=== SET TASK ===
Output every one of the lines below as a numbered list, leaving out any blank lines.

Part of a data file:

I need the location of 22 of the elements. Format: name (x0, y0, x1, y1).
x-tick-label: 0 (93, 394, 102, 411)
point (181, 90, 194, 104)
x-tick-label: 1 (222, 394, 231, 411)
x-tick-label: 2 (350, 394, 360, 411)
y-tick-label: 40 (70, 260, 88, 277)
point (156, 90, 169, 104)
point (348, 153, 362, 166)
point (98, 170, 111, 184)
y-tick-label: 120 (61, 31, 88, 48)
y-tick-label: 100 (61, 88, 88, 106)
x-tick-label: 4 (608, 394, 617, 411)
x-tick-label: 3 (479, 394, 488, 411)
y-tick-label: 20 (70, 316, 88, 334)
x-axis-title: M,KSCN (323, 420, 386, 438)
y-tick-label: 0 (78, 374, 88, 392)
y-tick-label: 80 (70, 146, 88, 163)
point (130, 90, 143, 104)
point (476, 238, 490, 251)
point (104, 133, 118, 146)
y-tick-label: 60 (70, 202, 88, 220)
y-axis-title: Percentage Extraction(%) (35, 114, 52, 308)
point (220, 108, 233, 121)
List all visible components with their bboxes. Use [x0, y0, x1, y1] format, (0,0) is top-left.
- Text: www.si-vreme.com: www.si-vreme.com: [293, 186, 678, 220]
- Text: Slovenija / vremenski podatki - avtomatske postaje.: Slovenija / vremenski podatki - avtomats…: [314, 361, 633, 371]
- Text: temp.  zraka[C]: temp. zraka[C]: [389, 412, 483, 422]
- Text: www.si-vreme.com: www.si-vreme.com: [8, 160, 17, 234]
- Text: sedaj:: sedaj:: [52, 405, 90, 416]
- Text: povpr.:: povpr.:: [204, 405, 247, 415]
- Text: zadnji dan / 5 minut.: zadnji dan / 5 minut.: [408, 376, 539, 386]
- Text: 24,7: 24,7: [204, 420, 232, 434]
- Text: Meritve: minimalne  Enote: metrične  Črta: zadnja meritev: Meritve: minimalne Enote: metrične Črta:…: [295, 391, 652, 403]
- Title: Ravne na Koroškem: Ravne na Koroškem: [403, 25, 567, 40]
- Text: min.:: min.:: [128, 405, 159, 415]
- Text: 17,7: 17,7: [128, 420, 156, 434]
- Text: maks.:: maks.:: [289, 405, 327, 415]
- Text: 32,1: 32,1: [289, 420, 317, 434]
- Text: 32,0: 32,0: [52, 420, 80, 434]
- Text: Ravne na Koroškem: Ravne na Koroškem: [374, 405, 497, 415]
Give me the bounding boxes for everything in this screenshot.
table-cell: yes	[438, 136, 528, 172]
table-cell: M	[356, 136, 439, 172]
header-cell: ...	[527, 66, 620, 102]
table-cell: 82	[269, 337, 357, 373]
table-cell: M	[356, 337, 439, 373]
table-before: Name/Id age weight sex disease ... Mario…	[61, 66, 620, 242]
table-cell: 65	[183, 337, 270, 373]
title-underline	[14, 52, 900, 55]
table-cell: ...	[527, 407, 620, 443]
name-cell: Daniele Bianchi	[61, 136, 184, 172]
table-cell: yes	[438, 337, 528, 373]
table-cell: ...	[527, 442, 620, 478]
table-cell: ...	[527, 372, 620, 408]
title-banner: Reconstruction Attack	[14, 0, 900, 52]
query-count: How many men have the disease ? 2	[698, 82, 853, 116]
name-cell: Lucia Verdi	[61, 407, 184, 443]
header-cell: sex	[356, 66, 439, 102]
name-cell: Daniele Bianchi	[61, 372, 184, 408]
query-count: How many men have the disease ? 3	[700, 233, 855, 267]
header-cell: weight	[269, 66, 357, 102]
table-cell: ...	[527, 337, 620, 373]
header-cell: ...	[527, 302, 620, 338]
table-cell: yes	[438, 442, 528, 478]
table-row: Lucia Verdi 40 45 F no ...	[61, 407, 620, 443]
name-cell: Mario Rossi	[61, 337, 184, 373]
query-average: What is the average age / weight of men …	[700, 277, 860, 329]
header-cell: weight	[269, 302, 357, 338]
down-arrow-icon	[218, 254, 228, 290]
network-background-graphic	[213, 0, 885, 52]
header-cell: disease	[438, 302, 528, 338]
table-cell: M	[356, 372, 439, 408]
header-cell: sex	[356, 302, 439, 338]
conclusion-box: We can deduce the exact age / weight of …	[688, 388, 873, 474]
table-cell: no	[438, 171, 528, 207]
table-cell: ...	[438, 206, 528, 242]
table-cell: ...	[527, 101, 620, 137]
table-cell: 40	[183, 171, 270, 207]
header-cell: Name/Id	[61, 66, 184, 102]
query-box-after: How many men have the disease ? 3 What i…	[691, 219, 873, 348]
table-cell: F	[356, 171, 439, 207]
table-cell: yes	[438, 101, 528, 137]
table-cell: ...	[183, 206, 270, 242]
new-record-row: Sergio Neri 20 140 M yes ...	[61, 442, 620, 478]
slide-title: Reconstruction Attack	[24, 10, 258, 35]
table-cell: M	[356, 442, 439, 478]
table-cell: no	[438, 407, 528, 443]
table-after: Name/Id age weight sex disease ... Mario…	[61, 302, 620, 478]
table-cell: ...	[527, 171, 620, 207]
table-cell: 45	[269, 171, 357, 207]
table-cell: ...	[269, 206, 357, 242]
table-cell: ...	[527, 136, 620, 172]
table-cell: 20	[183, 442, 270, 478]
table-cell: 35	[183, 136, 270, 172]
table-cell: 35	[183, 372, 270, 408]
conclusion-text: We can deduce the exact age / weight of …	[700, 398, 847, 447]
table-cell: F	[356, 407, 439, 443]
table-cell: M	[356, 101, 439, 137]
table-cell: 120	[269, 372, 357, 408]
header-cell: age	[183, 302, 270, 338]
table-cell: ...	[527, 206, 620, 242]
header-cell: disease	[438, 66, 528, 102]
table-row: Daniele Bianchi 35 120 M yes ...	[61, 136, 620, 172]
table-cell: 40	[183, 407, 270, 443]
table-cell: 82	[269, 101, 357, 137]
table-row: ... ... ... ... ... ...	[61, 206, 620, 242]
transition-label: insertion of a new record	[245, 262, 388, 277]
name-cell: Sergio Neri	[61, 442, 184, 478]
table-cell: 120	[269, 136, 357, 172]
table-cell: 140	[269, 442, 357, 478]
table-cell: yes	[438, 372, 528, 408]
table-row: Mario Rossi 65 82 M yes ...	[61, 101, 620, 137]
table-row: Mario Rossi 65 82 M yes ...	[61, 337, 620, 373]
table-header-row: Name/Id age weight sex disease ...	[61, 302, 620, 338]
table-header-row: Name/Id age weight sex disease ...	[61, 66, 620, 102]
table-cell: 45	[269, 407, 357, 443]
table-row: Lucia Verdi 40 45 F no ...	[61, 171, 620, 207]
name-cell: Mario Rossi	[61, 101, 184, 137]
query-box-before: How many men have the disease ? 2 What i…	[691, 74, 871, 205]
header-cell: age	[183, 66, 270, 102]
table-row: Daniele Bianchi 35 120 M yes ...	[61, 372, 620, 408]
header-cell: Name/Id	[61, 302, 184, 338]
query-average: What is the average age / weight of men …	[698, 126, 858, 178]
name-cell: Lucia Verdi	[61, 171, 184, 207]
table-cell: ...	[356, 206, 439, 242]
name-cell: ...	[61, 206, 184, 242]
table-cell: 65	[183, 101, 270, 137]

=== FINAL RESULT ===
1. I need the location of 22 of the elements. Format: name (x0, y0, x1, y1).
2. x-tick-label: 0 (93, 394, 102, 411)
3. point (181, 90, 194, 104)
4. x-tick-label: 1 (222, 394, 231, 411)
5. x-tick-label: 2 (350, 394, 360, 411)
6. y-tick-label: 40 (70, 260, 88, 277)
7. point (156, 90, 169, 104)
8. point (348, 153, 362, 166)
9. point (98, 170, 111, 184)
10. y-tick-label: 120 (61, 31, 88, 48)
11. y-tick-label: 100 (61, 88, 88, 106)
12. x-tick-label: 4 (608, 394, 617, 411)
13. x-tick-label: 3 (479, 394, 488, 411)
14. y-tick-label: 20 (70, 316, 88, 334)
15. x-axis-title: M,KSCN (323, 420, 386, 438)
16. y-tick-label: 0 (78, 374, 88, 392)
17. y-tick-label: 80 (70, 146, 88, 163)
18. point (130, 90, 143, 104)
19. point (476, 238, 490, 251)
20. point (104, 133, 118, 146)
21. y-tick-label: 60 (70, 202, 88, 220)
22. y-axis-title: Percentage Extraction(%) (35, 114, 52, 308)
23. point (220, 108, 233, 121)
24. List all visible components with their bboxes. Use [x0, y0, x1, y1] format, (0,0) is top-left.
25. - Text: www.si-vreme.com: www.si-vreme.com: [293, 186, 678, 220]
26. - Text: Slovenija / vremenski podatki - avtomatske postaje.: Slovenija / vremenski podatki - avtomats…: [314, 361, 633, 371]
27. - Text: temp.  zraka[C]: temp. zraka[C]: [389, 412, 483, 422]
28. - Text: www.si-vreme.com: www.si-vreme.com: [8, 160, 17, 234]
29. - Text: sedaj:: sedaj:: [52, 405, 90, 416]
30. - Text: povpr.:: povpr.:: [204, 405, 247, 415]
31. - Text: zadnji dan / 5 minut.: zadnji dan / 5 minut.: [408, 376, 539, 386]
32. - Text: 24,7: 24,7: [204, 420, 232, 434]
33. - Text: Meritve: minimalne  Enote: metrične  Črta: zadnja meritev: Meritve: minimalne Enote: metrične Črta:…: [295, 391, 652, 403]
34. - Title: Ravne na Koroškem: Ravne na Koroškem: [403, 25, 567, 40]
35. - Text: min.:: min.:: [128, 405, 159, 415]
36. - Text: 17,7: 17,7: [128, 420, 156, 434]
37. - Text: maks.:: maks.:: [289, 405, 327, 415]
38. - Text: 32,1: 32,1: [289, 420, 317, 434]
39. - Text: 32,0: 32,0: [52, 420, 80, 434]
40. - Text: Ravne na Koroškem: Ravne na Koroškem: [374, 405, 497, 415]
41. Give me the bounding boxes for everything in this screenshot.
42. table-cell: yes	[438, 136, 528, 172]
43. table-cell: M	[356, 136, 439, 172]
44. header-cell: ...	[527, 66, 620, 102]
45. table-cell: 82	[269, 337, 357, 373]
46. table-cell: M	[356, 337, 439, 373]
47. table-before: Name/Id age weight sex disease ... Mario…	[61, 66, 620, 242]
48. table-cell: 65	[183, 337, 270, 373]
49. title-underline	[14, 52, 900, 55]
50. table-cell: ...	[527, 407, 620, 443]
51. name-cell: Daniele Bianchi	[61, 136, 184, 172]
52. table-cell: yes	[438, 337, 528, 373]
53. table-cell: ...	[527, 442, 620, 478]
54. table-cell: ...	[527, 372, 620, 408]
55. title-banner: Reconstruction Attack	[14, 0, 900, 52]
56. query-count: How many men have the disease ? 2	[698, 82, 853, 116]
57. name-cell: Lucia Verdi	[61, 407, 184, 443]
58. header-cell: sex	[356, 66, 439, 102]
59. name-cell: Daniele Bianchi	[61, 372, 184, 408]
60. query-count: How many men have the disease ? 3	[700, 233, 855, 267]
61. header-cell: weight	[269, 66, 357, 102]
62. table-cell: ...	[527, 337, 620, 373]
63. header-cell: ...	[527, 302, 620, 338]
64. table-cell: yes	[438, 442, 528, 478]
65. table-row: Lucia Verdi 40 45 F no ...	[61, 407, 620, 443]
66. name-cell: Mario Rossi	[61, 337, 184, 373]
67. query-average: What is the average age / weight of men …	[700, 277, 860, 329]
68. header-cell: weight	[269, 302, 357, 338]
69. down-arrow-icon	[218, 254, 228, 290]
70. network-background-graphic	[213, 0, 885, 52]
71. header-cell: disease	[438, 302, 528, 338]
72. table-cell: M	[356, 372, 439, 408]
73. header-cell: sex	[356, 302, 439, 338]
74. conclusion-box: We can deduce the exact age / weight of …	[688, 388, 873, 474]
75. table-cell: no	[438, 171, 528, 207]
76. table-cell: ...	[438, 206, 528, 242]
77. table-cell: ...	[527, 101, 620, 137]
78. table-cell: 40	[183, 171, 270, 207]
79. header-cell: Name/Id	[61, 66, 184, 102]
80. query-box-after: How many men have the disease ? 3 What i…	[691, 219, 873, 348]
81. table-cell: F	[356, 171, 439, 207]
82. table-cell: yes	[438, 101, 528, 137]
83. table-cell: ...	[183, 206, 270, 242]
84. new-record-row: Sergio Neri 20 140 M yes ...	[61, 442, 620, 478]
85. slide-title: Reconstruction Attack	[24, 10, 258, 35]
86. table-cell: M	[356, 442, 439, 478]
87. table-cell: no	[438, 407, 528, 443]
88. table-after: Name/Id age weight sex disease ... Mario…	[61, 302, 620, 478]
89. table-cell: ...	[527, 171, 620, 207]
90. table-cell: 45	[269, 171, 357, 207]
91. table-cell: ...	[269, 206, 357, 242]
92. table-cell: ...	[527, 136, 620, 172]
93. table-cell: 20	[183, 442, 270, 478]
94. table-cell: 35	[183, 136, 270, 172]
95. table-cell: 35	[183, 372, 270, 408]
96. conclusion-text: We can deduce the exact age / weight of …	[700, 398, 847, 447]
97. table-cell: F	[356, 407, 439, 443]
98. table-cell: M	[356, 101, 439, 137]
99. table-cell: 120	[269, 372, 357, 408]
100. header-cell: age	[183, 302, 270, 338]
101. table-cell: ...	[527, 206, 620, 242]
102. header-cell: disease	[438, 66, 528, 102]
103. table-row: Daniele Bianchi 35 120 M yes ...	[61, 136, 620, 172]
104. table-cell: 40	[183, 407, 270, 443]
105. table-cell: 82	[269, 101, 357, 137]
106. table-row: ... ... ... ... ... ...	[61, 206, 620, 242]
107. transition-label: insertion of a new record	[245, 262, 388, 277]
108. name-cell: Sergio Neri	[61, 442, 184, 478]
109. table-cell: 120	[269, 136, 357, 172]
110. table-cell: 140	[269, 442, 357, 478]
111. table-cell: yes	[438, 372, 528, 408]
112. table-row: Mario Rossi 65 82 M yes ...	[61, 101, 620, 137]
113. table-row: Mario Rossi 65 82 M yes ...	[61, 337, 620, 373]
114. table-header-row: Name/Id age weight sex disease ...	[61, 302, 620, 338]
115. table-header-row: Name/Id age weight sex disease ...	[61, 66, 620, 102]
116. table-cell: 45	[269, 407, 357, 443]
117. table-row: Lucia Verdi 40 45 F no ...	[61, 171, 620, 207]
118. name-cell: Mario Rossi	[61, 101, 184, 137]
119. query-box-before: How many men have the disease ? 2 What i…	[691, 74, 871, 205]
120. header-cell: age	[183, 66, 270, 102]
121. table-row: Daniele Bianchi 35 120 M yes ...	[61, 372, 620, 408]
122. header-cell: Name/Id	[61, 302, 184, 338]
123. query-average: What is the average age / weight of men …	[698, 126, 858, 178]
124. name-cell: Lucia Verdi	[61, 171, 184, 207]
125. table-cell: ...	[356, 206, 439, 242]
126. name-cell: ...	[61, 206, 184, 242]
127. table-cell: 65	[183, 101, 270, 137]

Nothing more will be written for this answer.